Records from a collection

========

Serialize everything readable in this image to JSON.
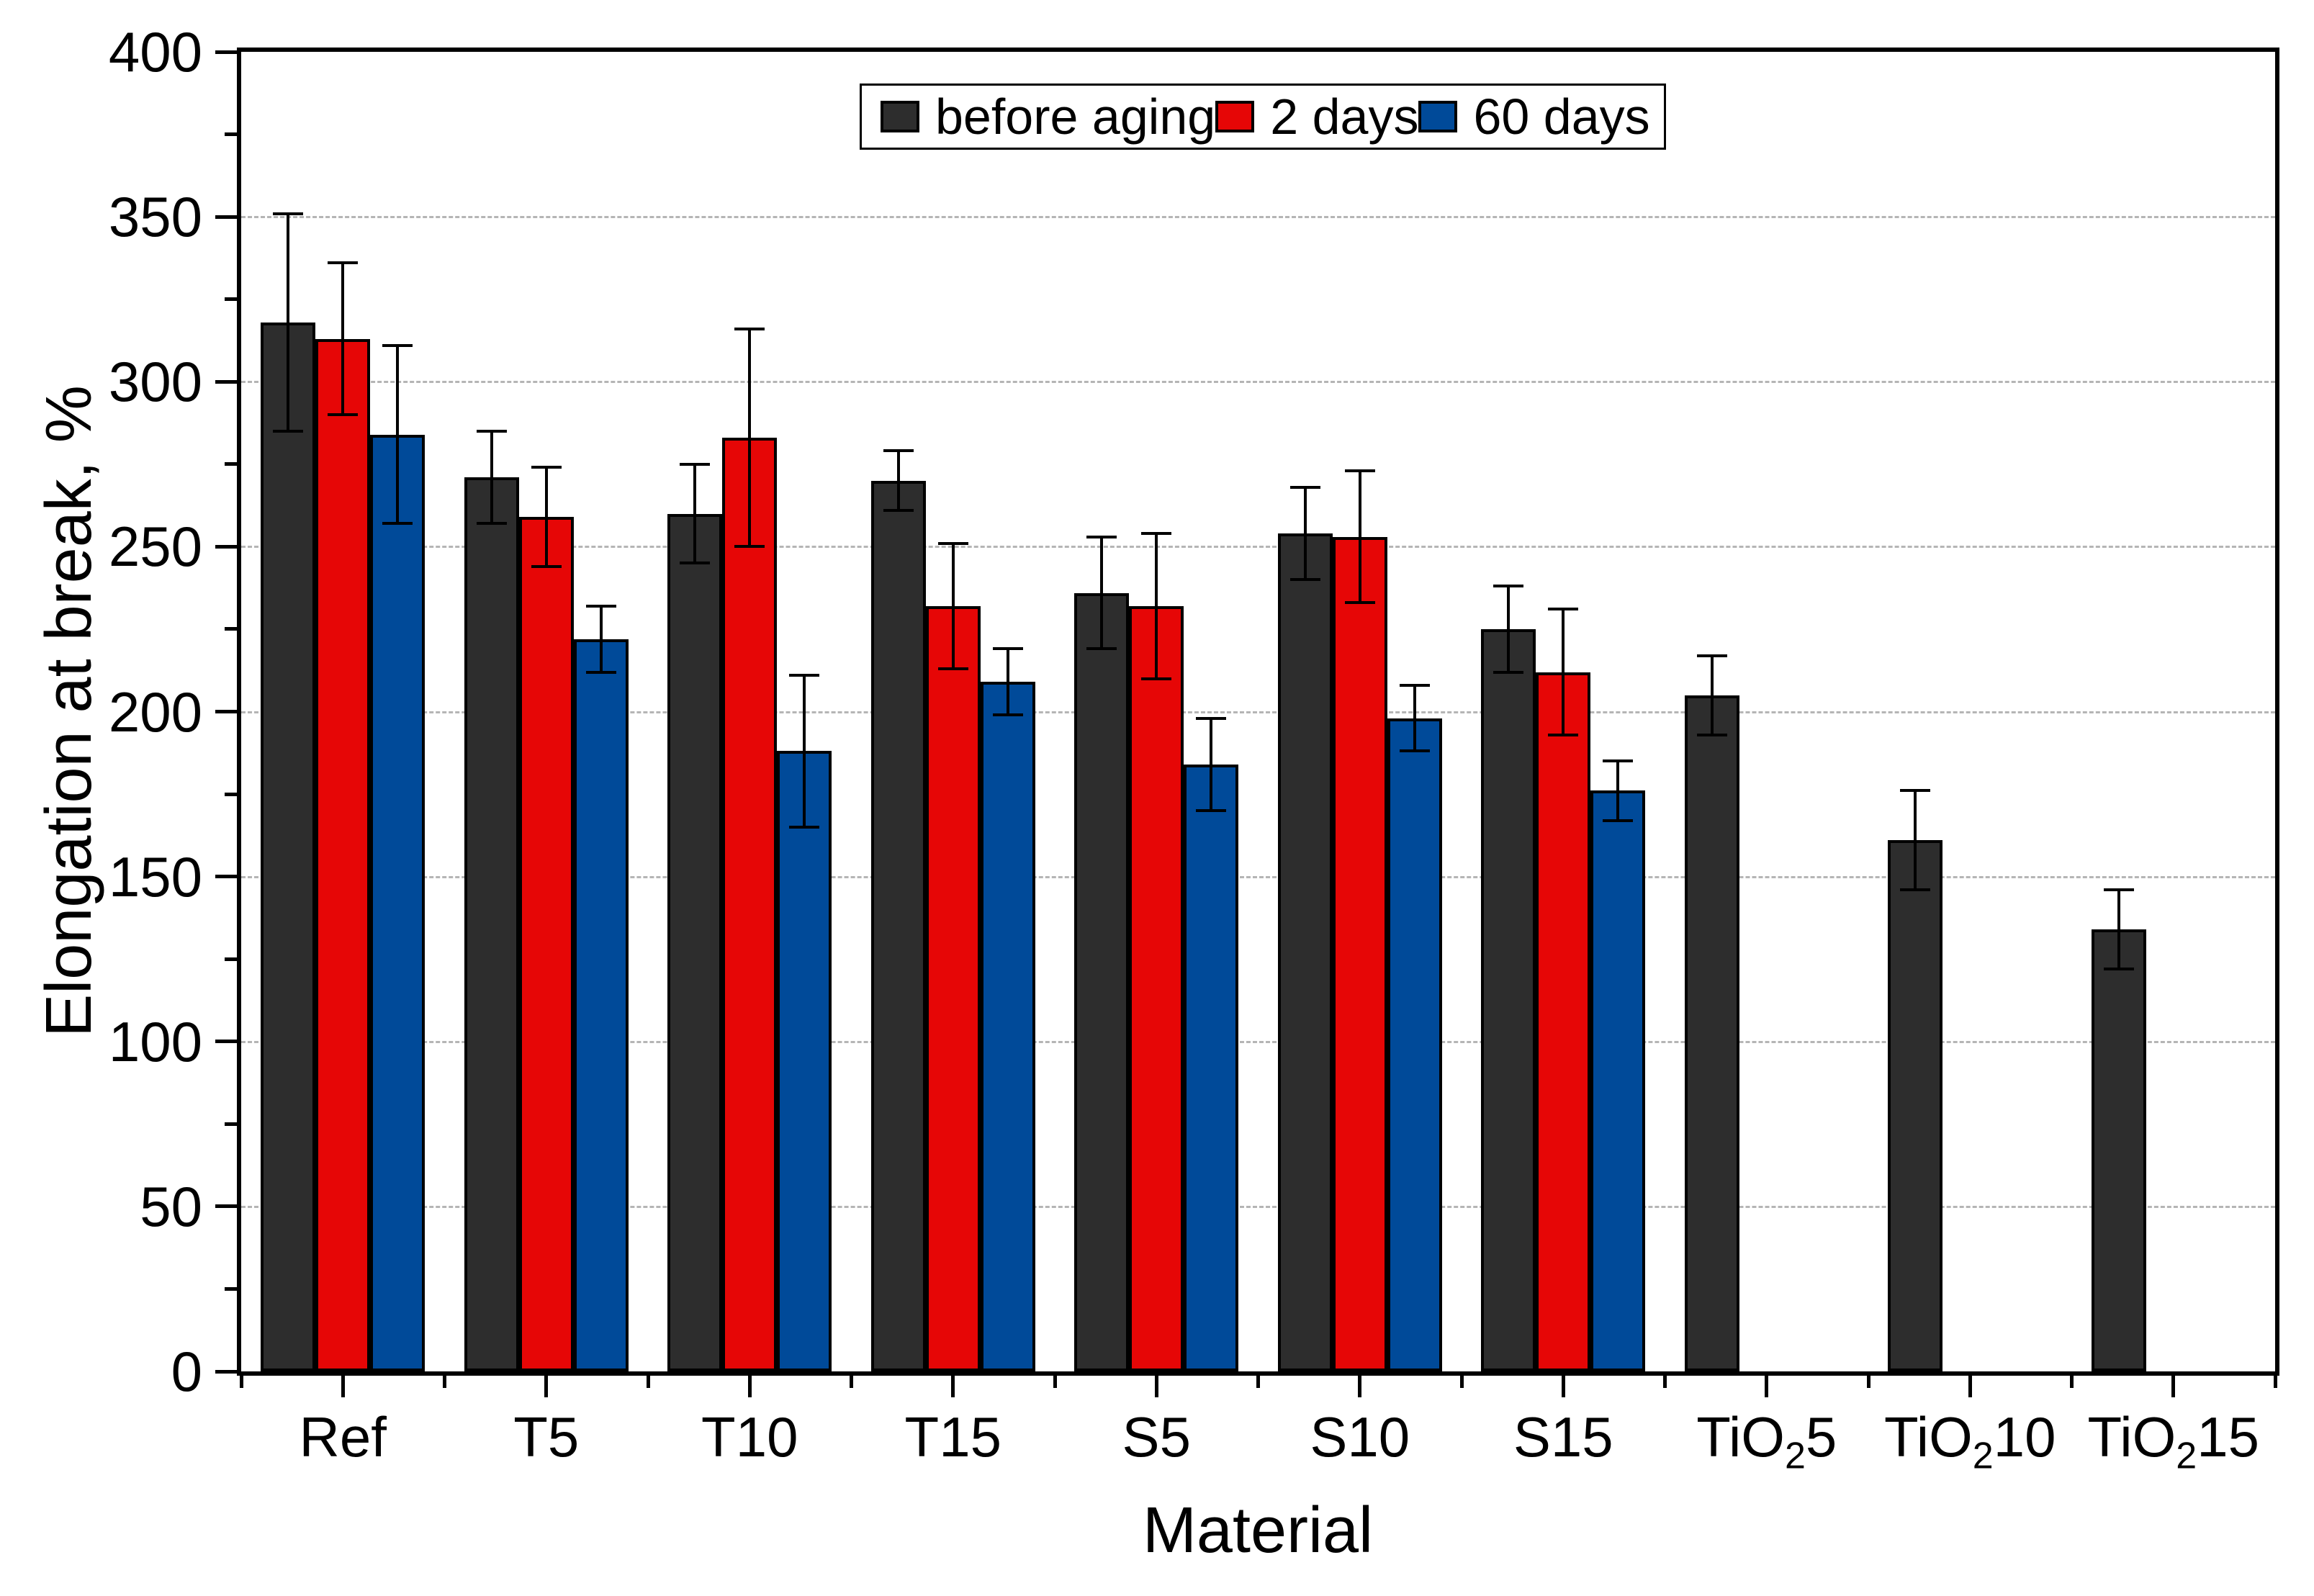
{
  "figure": {
    "kind": "grouped-bar-chart-with-error-bars",
    "background": "#ffffff"
  },
  "legend": {
    "items": [
      {
        "label": "before aging",
        "color": "#2d2d2d"
      },
      {
        "label": "2 days",
        "color": "#e60606"
      },
      {
        "label": "60 days",
        "color": "#004a99"
      }
    ]
  },
  "chart_data": {
    "type": "bar",
    "title": "",
    "xlabel": "Material",
    "ylabel": "Elongation at break, %",
    "ylim": [
      0,
      400
    ],
    "y_ticks": [
      0,
      50,
      100,
      150,
      200,
      250,
      300,
      350,
      400
    ],
    "y_major_step": 50,
    "y_minor_step": 25,
    "grid": "horizontal dashed gray at major ticks",
    "legend_position": "top center inside plot",
    "categories": [
      "Ref",
      "T5",
      "T10",
      "T15",
      "S5",
      "S10",
      "S15",
      "TiO₂5",
      "TiO₂10",
      "TiO₂15"
    ],
    "categories_rich": [
      {
        "pre": "Ref",
        "sub": "",
        "post": ""
      },
      {
        "pre": "T5",
        "sub": "",
        "post": ""
      },
      {
        "pre": "T10",
        "sub": "",
        "post": ""
      },
      {
        "pre": "T15",
        "sub": "",
        "post": ""
      },
      {
        "pre": "S5",
        "sub": "",
        "post": ""
      },
      {
        "pre": "S10",
        "sub": "",
        "post": ""
      },
      {
        "pre": "S15",
        "sub": "",
        "post": ""
      },
      {
        "pre": "TiO",
        "sub": "2",
        "post": "5"
      },
      {
        "pre": "TiO",
        "sub": "2",
        "post": "10"
      },
      {
        "pre": "TiO",
        "sub": "2",
        "post": "15"
      }
    ],
    "series": [
      {
        "name": "before aging",
        "color": "#2d2d2d",
        "values": [
          318,
          271,
          260,
          270,
          236,
          254,
          225,
          205,
          161,
          134
        ],
        "errors": [
          33,
          14,
          15,
          9,
          17,
          14,
          13,
          12,
          15,
          12
        ]
      },
      {
        "name": "2 days",
        "color": "#e60606",
        "values": [
          313,
          259,
          283,
          232,
          232,
          253,
          212,
          null,
          null,
          null
        ],
        "errors": [
          23,
          15,
          33,
          19,
          22,
          20,
          19,
          null,
          null,
          null
        ]
      },
      {
        "name": "60 days",
        "color": "#004a99",
        "values": [
          284,
          222,
          188,
          209,
          184,
          198,
          176,
          null,
          null,
          null
        ],
        "errors": [
          27,
          10,
          23,
          10,
          14,
          10,
          9,
          null,
          null,
          null
        ]
      }
    ]
  }
}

========

#### PROBLEM DESCRIPTION:
Copy, from the material, each line that holds the string "aging".

#### PROBLEM SOLUTION:
        "label": "before aging",
        "name": "before aging",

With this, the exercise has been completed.